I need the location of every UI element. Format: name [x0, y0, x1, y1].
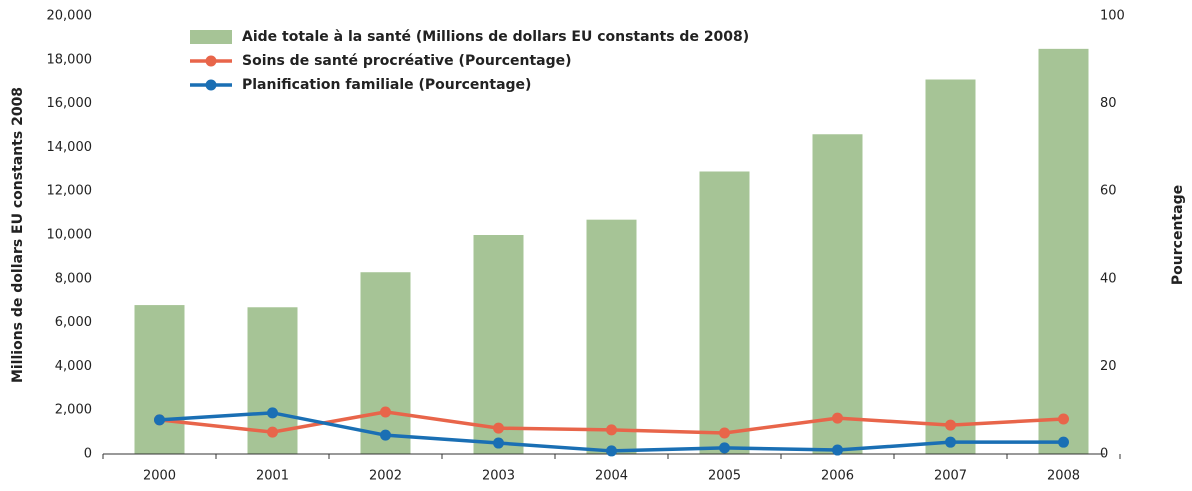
x-tick-label: 2005: [708, 469, 741, 484]
legend-label: Planification familiale (Pourcentage): [242, 77, 531, 93]
line-point: [719, 427, 730, 439]
y-axis-title: Millions de dollars EU constants 2008: [10, 87, 26, 383]
y-tick-label: 10,000: [47, 228, 93, 243]
y2-tick-label: 20: [1100, 359, 1117, 374]
legend-swatch: [205, 55, 217, 67]
y-tick-label: 18,000: [47, 52, 93, 67]
line-point: [719, 442, 730, 454]
line-point: [267, 426, 278, 438]
line-point: [945, 436, 956, 448]
x-tick-label: 2007: [934, 469, 967, 484]
legend-label: Aide totale à la santé (Millions de doll…: [242, 29, 749, 45]
line-point: [267, 407, 278, 419]
line-point: [493, 422, 504, 434]
legend-swatch: [190, 30, 232, 44]
line-point: [1058, 413, 1069, 425]
y2-tick-label: 60: [1100, 184, 1117, 199]
legend-label: Soins de santé procréative (Pourcentage): [242, 53, 572, 69]
y2-tick-label: 100: [1100, 9, 1125, 24]
y-tick-label: 8,000: [55, 271, 92, 286]
x-tick-label: 2004: [595, 469, 628, 484]
bar: [586, 219, 637, 454]
y-tick-label: 0: [84, 447, 92, 462]
y2-tick-label: 40: [1100, 271, 1117, 286]
line-point: [380, 429, 391, 441]
y-tick-label: 20,000: [47, 9, 93, 24]
x-tick-label: 2003: [482, 469, 515, 484]
y-tick-label: 6,000: [55, 315, 92, 330]
line-point: [606, 445, 617, 457]
bar: [360, 272, 411, 454]
bar: [134, 305, 185, 454]
line-point: [493, 437, 504, 449]
bar: [473, 235, 524, 454]
y2-axis-title: Pourcentage: [1170, 185, 1186, 285]
line-point: [1058, 436, 1069, 448]
y-tick-label: 12,000: [47, 184, 93, 199]
x-tick-label: 2008: [1047, 469, 1080, 484]
bar: [925, 79, 976, 454]
line-point: [832, 444, 843, 456]
bar: [699, 171, 750, 455]
y-tick-label: 14,000: [47, 140, 93, 155]
line-point: [154, 414, 165, 426]
bar: [1038, 48, 1089, 454]
x-tick-label: 2000: [143, 469, 176, 484]
line-point: [380, 406, 391, 418]
y2-tick-label: 80: [1100, 96, 1117, 111]
x-tick-label: 2001: [256, 469, 289, 484]
y-tick-label: 4,000: [55, 359, 92, 374]
line-point: [832, 412, 843, 424]
y-tick-label: 2,000: [55, 403, 92, 418]
bar: [812, 134, 863, 454]
legend-swatch: [205, 79, 217, 91]
line-point: [945, 419, 956, 431]
x-tick-label: 2002: [369, 469, 402, 484]
line-point: [606, 424, 617, 436]
y-tick-label: 16,000: [47, 96, 93, 111]
x-tick-label: 2006: [821, 469, 854, 484]
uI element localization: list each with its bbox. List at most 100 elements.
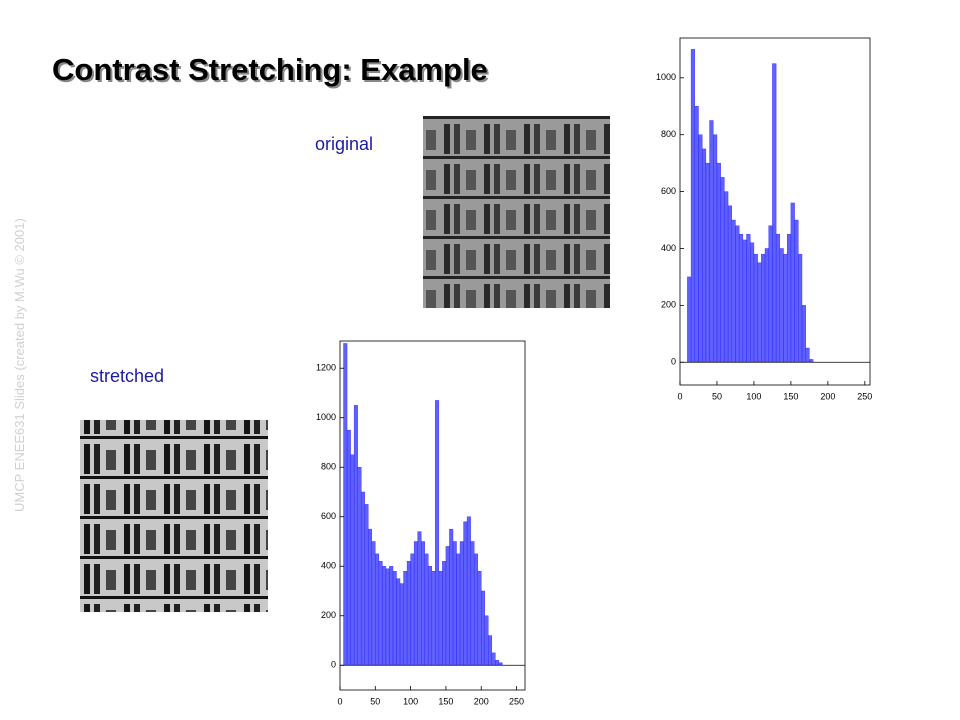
y-tick-label: 200 (661, 300, 676, 310)
bar (801, 305, 806, 363)
bar (753, 253, 758, 363)
bar (452, 541, 457, 666)
x-tick-label: 50 (712, 391, 722, 401)
x-tick-label: 100 (746, 391, 761, 401)
bar (750, 242, 755, 363)
bar (761, 253, 766, 363)
y-tick-label: 200 (321, 610, 336, 620)
histogram: 0 200 400 600 800 1000 0 50 100 150 200 250 (656, 37, 872, 401)
bar (357, 467, 362, 666)
y-tick-label: 600 (321, 511, 336, 521)
y-tick-label: 1200 (316, 363, 336, 373)
bar (772, 63, 777, 363)
x-tick-label: 200 (474, 696, 489, 706)
bars (687, 49, 814, 363)
original-image (423, 116, 610, 308)
bar (368, 528, 372, 666)
bar (809, 359, 814, 363)
bar (406, 561, 411, 666)
bar (794, 219, 799, 363)
bar (385, 568, 390, 666)
bar (445, 546, 450, 666)
bar (435, 400, 440, 666)
bar (353, 405, 358, 666)
x-tick-label: 250 (509, 696, 524, 706)
bar (371, 541, 376, 666)
bar (431, 570, 436, 666)
bar (701, 148, 707, 363)
bar (687, 276, 692, 363)
bar (463, 521, 468, 666)
bar (396, 578, 401, 666)
bar (709, 120, 714, 363)
bar (417, 531, 422, 666)
bar (731, 219, 736, 363)
bar (690, 49, 695, 363)
title-shadow: Contrast Stretching: Example (54, 54, 490, 89)
bar (481, 590, 485, 666)
bar (346, 429, 351, 666)
bar (746, 234, 751, 363)
y-tick-label: 800 (321, 462, 336, 472)
bar (382, 566, 387, 666)
bar (783, 253, 788, 363)
bar (724, 191, 729, 363)
x-tick-label: 250 (857, 391, 872, 401)
x-tick-label: 200 (820, 391, 835, 401)
stretched-image (80, 420, 268, 612)
y-tick-label: 800 (661, 129, 676, 139)
x-tick-label: 150 (438, 696, 453, 706)
bar (424, 553, 429, 666)
bar (720, 177, 725, 363)
bar (491, 652, 496, 666)
bar (805, 347, 810, 363)
bar (410, 553, 415, 666)
title: Contrast Stretching: Example (52, 52, 488, 87)
bar (403, 570, 408, 666)
x-tick-label: 150 (783, 391, 798, 401)
bar (438, 570, 443, 666)
bar (768, 225, 773, 363)
bar (738, 234, 744, 363)
x-tick-label: 100 (403, 696, 418, 706)
bar (477, 570, 482, 666)
bar (449, 528, 454, 666)
bar (375, 553, 380, 666)
bar (705, 162, 710, 363)
bar (786, 234, 792, 363)
label-stretched: stretched (90, 366, 164, 386)
bar (456, 553, 461, 666)
bar (775, 234, 781, 363)
bar (350, 454, 355, 666)
bar (735, 225, 740, 363)
bar (694, 106, 699, 363)
bar (713, 134, 718, 363)
bar (399, 583, 404, 666)
bar (343, 343, 348, 666)
y-tick-label: 1000 (656, 72, 676, 82)
bar (495, 660, 500, 666)
bar (790, 202, 795, 363)
y-tick-label: 600 (661, 186, 676, 196)
y-tick-label: 1000 (316, 412, 336, 422)
bar (727, 205, 732, 363)
y-tick-label: 400 (661, 243, 676, 253)
bar (389, 566, 394, 666)
bar (488, 635, 493, 666)
bar (428, 566, 432, 666)
y-tick-label: 400 (321, 561, 336, 571)
x-tick-label: 0 (677, 391, 682, 401)
bar (470, 541, 475, 666)
x-tick-label: 0 (337, 696, 342, 706)
label-original: original (315, 134, 373, 154)
bar (364, 504, 369, 666)
bar (764, 248, 769, 363)
bar (413, 541, 418, 666)
x-tick-label: 50 (370, 696, 380, 706)
bar (798, 253, 803, 363)
histogram: 0 200 400 600 800 1000 1200 0 50 100 150 200 250 (316, 340, 526, 706)
bar (466, 516, 471, 666)
bar (698, 134, 703, 363)
bar (378, 561, 383, 666)
bar (757, 262, 762, 363)
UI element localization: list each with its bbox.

#### EXERCISE GOAL:
Please reproduce all the material above with every "line-point" swapped for "marker" and nothing else changed, leaving out the pictures.

#### FINAL ANSWER:
I need the location of every UI element. Format: name [x0, y0, x1, y1].
x-tick-label: 2005: [708, 469, 741, 484]
legend-label: Planification familiale (Pourcentage): [242, 77, 531, 93]
marker: [719, 427, 730, 439]
y-axis-title: Millions de dollars EU constants 2008: [10, 87, 26, 383]
y-tick-label: 10,000: [47, 228, 93, 243]
y2-tick-label: 20: [1100, 359, 1117, 374]
legend-swatch: [205, 55, 217, 67]
y-tick-label: 18,000: [47, 52, 93, 67]
marker: [719, 442, 730, 454]
marker: [267, 426, 278, 438]
marker: [945, 436, 956, 448]
x-tick-label: 2007: [934, 469, 967, 484]
legend-label: Aide totale à la santé (Millions de doll…: [242, 29, 749, 45]
marker: [267, 407, 278, 419]
marker: [493, 422, 504, 434]
legend-swatch: [190, 30, 232, 44]
marker: [1058, 413, 1069, 425]
y2-tick-label: 60: [1100, 184, 1117, 199]
legend-label: Soins de santé procréative (Pourcentage): [242, 53, 572, 69]
y2-tick-label: 100: [1100, 9, 1125, 24]
y-tick-label: 8,000: [55, 271, 92, 286]
x-tick-label: 2004: [595, 469, 628, 484]
bar: [586, 219, 637, 454]
y-tick-label: 0: [84, 447, 92, 462]
y2-tick-label: 40: [1100, 271, 1117, 286]
marker: [380, 429, 391, 441]
y-tick-label: 20,000: [47, 9, 93, 24]
x-tick-label: 2003: [482, 469, 515, 484]
y-tick-label: 6,000: [55, 315, 92, 330]
marker: [606, 445, 617, 457]
bar: [360, 272, 411, 454]
bar: [134, 305, 185, 454]
marker: [493, 437, 504, 449]
bar: [473, 235, 524, 454]
y2-axis-title: Pourcentage: [1170, 185, 1186, 285]
marker: [1058, 436, 1069, 448]
y-tick-label: 12,000: [47, 184, 93, 199]
x-tick-label: 2008: [1047, 469, 1080, 484]
bar: [925, 79, 976, 454]
marker: [832, 444, 843, 456]
bar: [699, 171, 750, 455]
y-tick-label: 14,000: [47, 140, 93, 155]
marker: [154, 414, 165, 426]
bar: [1038, 48, 1089, 454]
x-tick-label: 2000: [143, 469, 176, 484]
marker: [380, 406, 391, 418]
y2-tick-label: 80: [1100, 96, 1117, 111]
x-tick-label: 2001: [256, 469, 289, 484]
y-tick-label: 4,000: [55, 359, 92, 374]
marker: [832, 412, 843, 424]
y-tick-label: 2,000: [55, 403, 92, 418]
bar: [812, 134, 863, 454]
legend-swatch: [205, 79, 217, 91]
marker: [945, 419, 956, 431]
x-tick-label: 2002: [369, 469, 402, 484]
marker: [606, 424, 617, 436]
y-tick-label: 16,000: [47, 96, 93, 111]
x-tick-label: 2006: [821, 469, 854, 484]
uI element localization: list each with its bbox. List at most 100 elements.
y-tick-label: 200 (661, 300, 676, 310)
bar (801, 305, 806, 363)
bar (753, 253, 758, 363)
bar (452, 541, 457, 666)
x-tick-label: 50 (712, 391, 722, 401)
x-tick-label: 100 (746, 391, 761, 401)
bar (750, 242, 755, 363)
bar (761, 253, 766, 363)
y-tick-label: 200 (321, 610, 336, 620)
histogram: 0 200 400 600 800 1000 0 50 100 150 200 250 (656, 37, 872, 401)
bar (357, 467, 362, 666)
y-tick-label: 600 (321, 511, 336, 521)
y-tick-label: 1200 (316, 363, 336, 373)
bar (772, 63, 777, 363)
x-tick-label: 200 (474, 696, 489, 706)
bars (687, 49, 814, 363)
original-image (423, 116, 610, 308)
bar (368, 528, 372, 666)
bar (809, 359, 814, 363)
bar (406, 561, 411, 666)
bar (794, 219, 799, 363)
bar (385, 568, 390, 666)
bar (445, 546, 450, 666)
bar (435, 400, 440, 666)
bar (353, 405, 358, 666)
x-tick-label: 250 (509, 696, 524, 706)
bar (371, 541, 376, 666)
bar (431, 570, 436, 666)
bar (701, 148, 707, 363)
bar (687, 276, 692, 363)
bar (463, 521, 468, 666)
bar (396, 578, 401, 666)
bar (709, 120, 714, 363)
bar (417, 531, 422, 666)
bar (731, 219, 736, 363)
bar (690, 49, 695, 363)
title-shadow: Contrast Stretching: Example (54, 54, 490, 89)
bar (481, 590, 485, 666)
bar (346, 429, 351, 666)
bar (746, 234, 751, 363)
y-tick-label: 800 (321, 462, 336, 472)
bar (382, 566, 387, 666)
bar (783, 253, 788, 363)
bar (724, 191, 729, 363)
x-tick-label: 250 (857, 391, 872, 401)
x-tick-label: 200 (820, 391, 835, 401)
stretched-image (80, 420, 268, 612)
y-tick-label: 800 (661, 129, 676, 139)
x-tick-label: 150 (438, 696, 453, 706)
bar (424, 553, 429, 666)
bar (720, 177, 725, 363)
bar (491, 652, 496, 666)
bar (805, 347, 810, 363)
bar (410, 553, 415, 666)
title: Contrast Stretching: Example (52, 52, 488, 87)
bar (403, 570, 408, 666)
x-tick-label: 150 (783, 391, 798, 401)
bar (438, 570, 443, 666)
bar (768, 225, 773, 363)
bar (738, 234, 744, 363)
x-tick-label: 100 (403, 696, 418, 706)
bar (477, 570, 482, 666)
bar (449, 528, 454, 666)
bar (375, 553, 380, 666)
bar (705, 162, 710, 363)
bar (786, 234, 792, 363)
label-stretched: stretched (90, 366, 164, 386)
bar (456, 553, 461, 666)
bar (775, 234, 781, 363)
bar (350, 454, 355, 666)
bar (735, 225, 740, 363)
bar (694, 106, 699, 363)
bar (713, 134, 718, 363)
bar (399, 583, 404, 666)
bar (343, 343, 348, 666)
y-tick-label: 1000 (656, 72, 676, 82)
bar (495, 660, 500, 666)
bar (790, 202, 795, 363)
y-tick-label: 600 (661, 186, 676, 196)
y-tick-label: 1000 (316, 412, 336, 422)
bar (727, 205, 732, 363)
y-tick-label: 400 (661, 243, 676, 253)
bar (389, 566, 394, 666)
bar (488, 635, 493, 666)
bar (428, 566, 432, 666)
y-tick-label: 400 (321, 561, 336, 571)
x-tick-label: 0 (677, 391, 682, 401)
bar (470, 541, 475, 666)
x-tick-label: 0 (337, 696, 342, 706)
label-original: original (315, 134, 373, 154)
bar (364, 504, 369, 666)
bar (764, 248, 769, 363)
bar (413, 541, 418, 666)
x-tick-label: 50 (370, 696, 380, 706)
bar (798, 253, 803, 363)
histogram: 0 200 400 600 800 1000 1200 0 50 100 150 200 250 (316, 340, 526, 706)
bar (466, 516, 471, 666)
bar (698, 134, 703, 363)
bar (378, 561, 383, 666)
bar (757, 262, 762, 363)
UI element localization: list each with its bbox.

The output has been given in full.